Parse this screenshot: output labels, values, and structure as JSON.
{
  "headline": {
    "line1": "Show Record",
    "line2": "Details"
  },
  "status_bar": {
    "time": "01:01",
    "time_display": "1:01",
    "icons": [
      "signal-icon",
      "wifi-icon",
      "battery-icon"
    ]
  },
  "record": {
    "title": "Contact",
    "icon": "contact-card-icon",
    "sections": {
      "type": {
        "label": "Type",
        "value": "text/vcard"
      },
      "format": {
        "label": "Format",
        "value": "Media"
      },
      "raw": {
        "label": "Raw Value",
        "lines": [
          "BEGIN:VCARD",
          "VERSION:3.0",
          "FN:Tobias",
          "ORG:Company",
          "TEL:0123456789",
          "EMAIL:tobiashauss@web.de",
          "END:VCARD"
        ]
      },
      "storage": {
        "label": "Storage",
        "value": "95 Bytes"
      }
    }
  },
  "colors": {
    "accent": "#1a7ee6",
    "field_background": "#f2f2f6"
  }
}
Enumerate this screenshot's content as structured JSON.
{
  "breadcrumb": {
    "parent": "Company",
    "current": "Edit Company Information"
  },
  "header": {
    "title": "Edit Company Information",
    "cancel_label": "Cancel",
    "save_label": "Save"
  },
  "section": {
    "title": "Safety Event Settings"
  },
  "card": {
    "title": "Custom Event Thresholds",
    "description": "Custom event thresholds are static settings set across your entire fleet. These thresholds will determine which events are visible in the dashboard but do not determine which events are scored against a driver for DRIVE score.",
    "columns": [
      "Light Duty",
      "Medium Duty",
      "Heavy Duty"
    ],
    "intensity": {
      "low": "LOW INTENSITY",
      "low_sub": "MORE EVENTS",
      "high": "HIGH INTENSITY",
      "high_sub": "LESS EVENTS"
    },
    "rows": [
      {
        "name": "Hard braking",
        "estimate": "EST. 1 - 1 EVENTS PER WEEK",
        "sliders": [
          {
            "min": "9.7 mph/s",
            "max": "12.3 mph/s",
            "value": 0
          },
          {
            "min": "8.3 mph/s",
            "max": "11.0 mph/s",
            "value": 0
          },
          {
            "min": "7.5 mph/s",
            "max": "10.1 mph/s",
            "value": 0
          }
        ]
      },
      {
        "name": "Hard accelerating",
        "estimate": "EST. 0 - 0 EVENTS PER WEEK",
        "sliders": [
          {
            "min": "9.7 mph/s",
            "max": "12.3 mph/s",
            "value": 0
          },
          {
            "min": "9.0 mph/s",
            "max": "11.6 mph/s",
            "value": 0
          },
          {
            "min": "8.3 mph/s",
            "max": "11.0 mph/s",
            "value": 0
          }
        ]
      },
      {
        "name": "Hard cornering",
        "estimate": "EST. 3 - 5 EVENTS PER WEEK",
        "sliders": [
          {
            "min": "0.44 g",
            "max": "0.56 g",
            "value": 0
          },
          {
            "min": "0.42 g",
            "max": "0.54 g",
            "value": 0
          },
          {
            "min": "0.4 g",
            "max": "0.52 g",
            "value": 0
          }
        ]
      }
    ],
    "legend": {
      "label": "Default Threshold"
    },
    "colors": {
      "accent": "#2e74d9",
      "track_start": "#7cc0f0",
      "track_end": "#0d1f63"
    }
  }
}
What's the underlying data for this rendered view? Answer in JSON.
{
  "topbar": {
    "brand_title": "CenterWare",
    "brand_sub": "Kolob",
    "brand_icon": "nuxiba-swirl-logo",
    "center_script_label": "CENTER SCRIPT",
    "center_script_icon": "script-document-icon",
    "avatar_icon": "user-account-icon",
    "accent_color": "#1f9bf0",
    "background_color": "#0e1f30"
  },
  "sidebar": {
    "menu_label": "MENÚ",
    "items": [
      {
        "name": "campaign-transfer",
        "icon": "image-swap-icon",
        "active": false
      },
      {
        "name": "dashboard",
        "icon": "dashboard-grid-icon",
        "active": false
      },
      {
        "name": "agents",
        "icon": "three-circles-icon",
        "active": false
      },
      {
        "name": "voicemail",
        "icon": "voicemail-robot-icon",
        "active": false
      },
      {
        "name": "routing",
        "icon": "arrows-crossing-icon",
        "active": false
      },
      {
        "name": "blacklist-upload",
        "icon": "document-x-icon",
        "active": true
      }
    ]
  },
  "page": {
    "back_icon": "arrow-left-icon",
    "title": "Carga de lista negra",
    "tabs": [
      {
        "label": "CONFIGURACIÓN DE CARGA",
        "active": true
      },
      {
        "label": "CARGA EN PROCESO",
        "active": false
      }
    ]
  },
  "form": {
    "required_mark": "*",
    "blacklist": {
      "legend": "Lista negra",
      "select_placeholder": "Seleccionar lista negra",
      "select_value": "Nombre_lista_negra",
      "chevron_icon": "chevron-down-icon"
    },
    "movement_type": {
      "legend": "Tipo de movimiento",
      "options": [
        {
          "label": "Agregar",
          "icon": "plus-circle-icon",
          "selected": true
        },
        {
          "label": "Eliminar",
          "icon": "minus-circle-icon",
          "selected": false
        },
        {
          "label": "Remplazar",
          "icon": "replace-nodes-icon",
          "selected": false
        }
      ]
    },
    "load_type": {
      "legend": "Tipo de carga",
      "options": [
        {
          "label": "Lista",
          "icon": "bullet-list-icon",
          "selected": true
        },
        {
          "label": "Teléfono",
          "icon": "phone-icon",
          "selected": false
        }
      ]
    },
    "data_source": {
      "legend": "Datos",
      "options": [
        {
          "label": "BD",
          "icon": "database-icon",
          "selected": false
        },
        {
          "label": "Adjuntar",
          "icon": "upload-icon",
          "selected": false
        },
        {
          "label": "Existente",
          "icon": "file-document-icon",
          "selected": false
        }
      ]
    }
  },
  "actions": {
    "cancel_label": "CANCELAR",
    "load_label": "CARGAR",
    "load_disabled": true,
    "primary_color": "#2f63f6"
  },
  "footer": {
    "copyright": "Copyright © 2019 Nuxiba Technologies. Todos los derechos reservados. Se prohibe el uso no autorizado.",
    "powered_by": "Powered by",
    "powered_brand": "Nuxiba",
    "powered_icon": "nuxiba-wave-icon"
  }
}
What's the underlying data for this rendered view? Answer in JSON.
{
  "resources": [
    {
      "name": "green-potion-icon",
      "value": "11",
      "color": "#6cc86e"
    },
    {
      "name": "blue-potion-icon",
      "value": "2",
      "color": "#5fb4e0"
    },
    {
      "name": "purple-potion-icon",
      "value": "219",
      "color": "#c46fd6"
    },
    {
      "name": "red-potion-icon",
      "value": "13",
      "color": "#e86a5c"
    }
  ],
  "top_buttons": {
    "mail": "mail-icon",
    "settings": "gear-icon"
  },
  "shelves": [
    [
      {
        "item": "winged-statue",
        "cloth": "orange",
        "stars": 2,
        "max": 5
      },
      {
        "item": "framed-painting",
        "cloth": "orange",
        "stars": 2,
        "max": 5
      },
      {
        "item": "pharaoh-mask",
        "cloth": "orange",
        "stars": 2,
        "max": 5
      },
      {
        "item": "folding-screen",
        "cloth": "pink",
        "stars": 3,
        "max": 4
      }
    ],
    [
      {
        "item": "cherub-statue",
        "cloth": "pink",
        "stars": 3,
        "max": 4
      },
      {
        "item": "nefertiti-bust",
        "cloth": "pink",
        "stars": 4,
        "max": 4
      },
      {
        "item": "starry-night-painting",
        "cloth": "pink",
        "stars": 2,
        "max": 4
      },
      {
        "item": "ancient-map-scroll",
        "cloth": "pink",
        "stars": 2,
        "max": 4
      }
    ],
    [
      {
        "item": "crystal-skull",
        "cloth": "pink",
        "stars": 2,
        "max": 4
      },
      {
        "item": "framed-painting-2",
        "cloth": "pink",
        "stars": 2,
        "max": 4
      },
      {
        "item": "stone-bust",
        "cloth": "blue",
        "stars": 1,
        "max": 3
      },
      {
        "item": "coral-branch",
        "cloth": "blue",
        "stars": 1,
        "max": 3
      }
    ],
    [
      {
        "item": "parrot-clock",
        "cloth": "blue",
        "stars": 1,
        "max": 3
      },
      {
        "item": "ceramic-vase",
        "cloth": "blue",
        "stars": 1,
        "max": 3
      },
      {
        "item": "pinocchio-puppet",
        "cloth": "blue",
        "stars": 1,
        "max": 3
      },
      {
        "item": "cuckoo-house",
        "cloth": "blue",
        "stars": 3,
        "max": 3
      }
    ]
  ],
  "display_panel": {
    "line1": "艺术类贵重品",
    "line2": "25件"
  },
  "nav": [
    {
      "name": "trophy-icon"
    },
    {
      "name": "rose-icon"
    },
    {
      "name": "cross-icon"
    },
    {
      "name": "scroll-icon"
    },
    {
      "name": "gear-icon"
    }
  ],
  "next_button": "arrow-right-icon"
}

===

### Task prompt
Determine how many lines in the listing above hold the string "Custom", then write only the number.

### Reply to the exercise
2